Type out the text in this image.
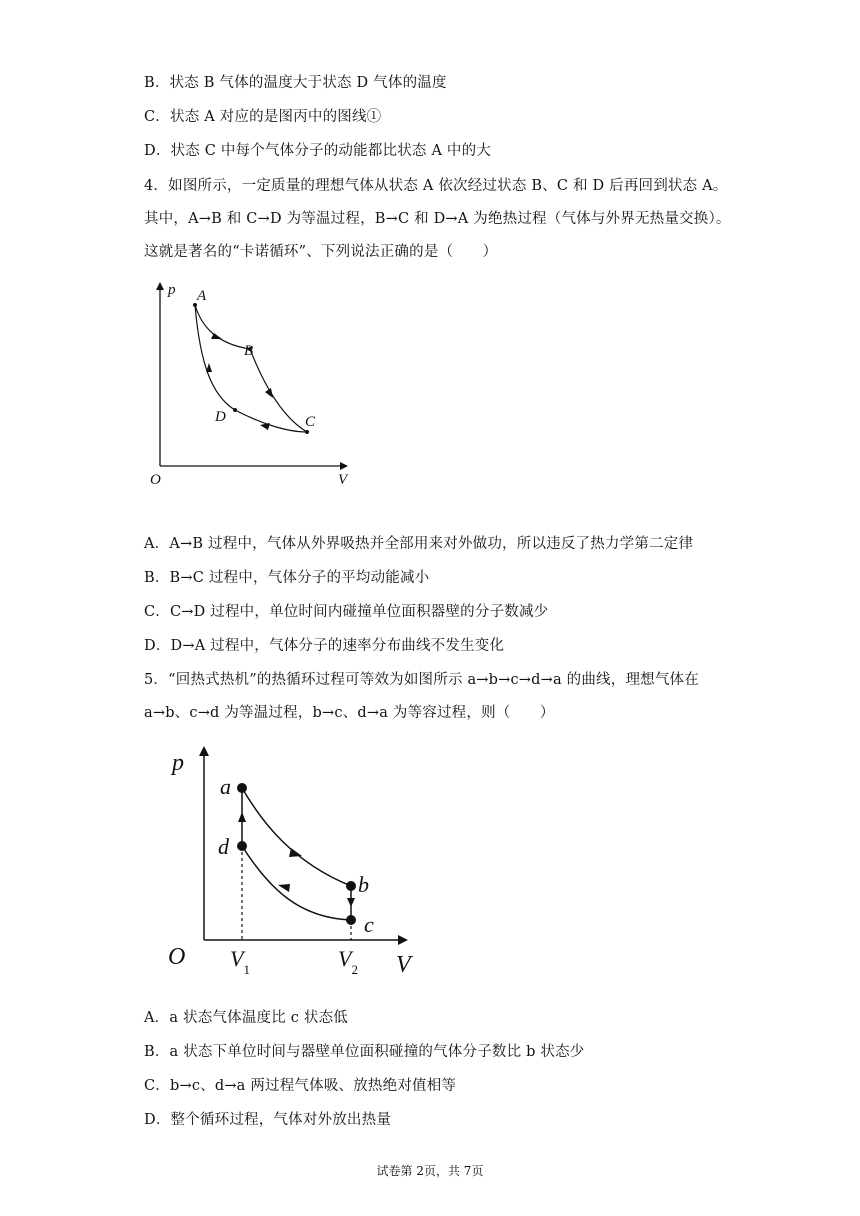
B．状态 B 气体的温度大于状态 D 气体的温度
C．状态 A 对应的是图丙中的图线①
D．状态 C 中每个气体分子的动能都比状态 A 中的大
4．如图所示，一定质量的理想气体从状态 A 依次经过状态 B、C 和 D 后再回到状态 A。
其中，A→B 和 C→D 为等温过程，B→C 和 D→A 为绝热过程（气体与外界无热量交换）。
这就是著名的“卡诺循环”、下列说法正确的是（　　）
p
V
O
A
B
C
D
A．A→B 过程中，气体从外界吸热并全部用来对外做功，所以违反了热力学第二定律
B．B→C 过程中，气体分子的平均动能减小
C．C→D 过程中，单位时间内碰撞单位面积器壁的分子数减少
D．D→A 过程中，气体分子的速率分布曲线不发生变化
5．“回热式热机”的热循环过程可等效为如图所示 a→b→c→d→a 的曲线，理想气体在
a→b、c→d 为等温过程，b→c、d→a 为等容过程，则（　　）
p
V
O
a
b
c
d
$V_1$	$V_2$
A．a 状态气体温度比 c 状态低
B．a 状态下单位时间与器壁单位面积碰撞的气体分子数比 b 状态少
C．b→c、d→a 两过程气体吸、放热绝对值相等
D．整个循环过程，气体对外放出热量
试卷第 2页，共 7页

= = =

* _Set exercise_: Without the pictures, restate all the entries above exactly.

* _Response to this task_:
Type out the text in this image.
B．状态 B 气体的温度大于状态 D 气体的温度
C．状态 A 对应的是图丙中的图线①
D．状态 C 中每个气体分子的动能都比状态 A 中的大
4．如图所示，一定质量的理想气体从状态 A 依次经过状态 B、C 和 D 后再回到状态 A。
其中，A→B 和 C→D 为等温过程，B→C 和 D→A 为绝热过程（气体与外界无热量交换）。
这就是著名的“卡诺循环”、下列说法正确的是（　　）
p
V
O
A
B
C
D
A．A→B 过程中，气体从外界吸热并全部用来对外做功，所以违反了热力学第二定律
B．B→C 过程中，气体分子的平均动能减小
C．C→D 过程中，单位时间内碰撞单位面积器壁的分子数减少
D．D→A 过程中，气体分子的速率分布曲线不发生变化
5．“回热式热机”的热循环过程可等效为如图所示 a→b→c→d→a 的曲线，理想气体在
a→b、c→d 为等温过程，b→c、d→a 为等容过程，则（　　）
p
V
O
a
b
c
d
$V_1$	$V_2$
A．a 状态气体温度比 c 状态低
B．a 状态下单位时间与器壁单位面积碰撞的气体分子数比 b 状态少
C．b→c、d→a 两过程气体吸、放热绝对值相等
D．整个循环过程，气体对外放出热量
试卷第 2页，共 7页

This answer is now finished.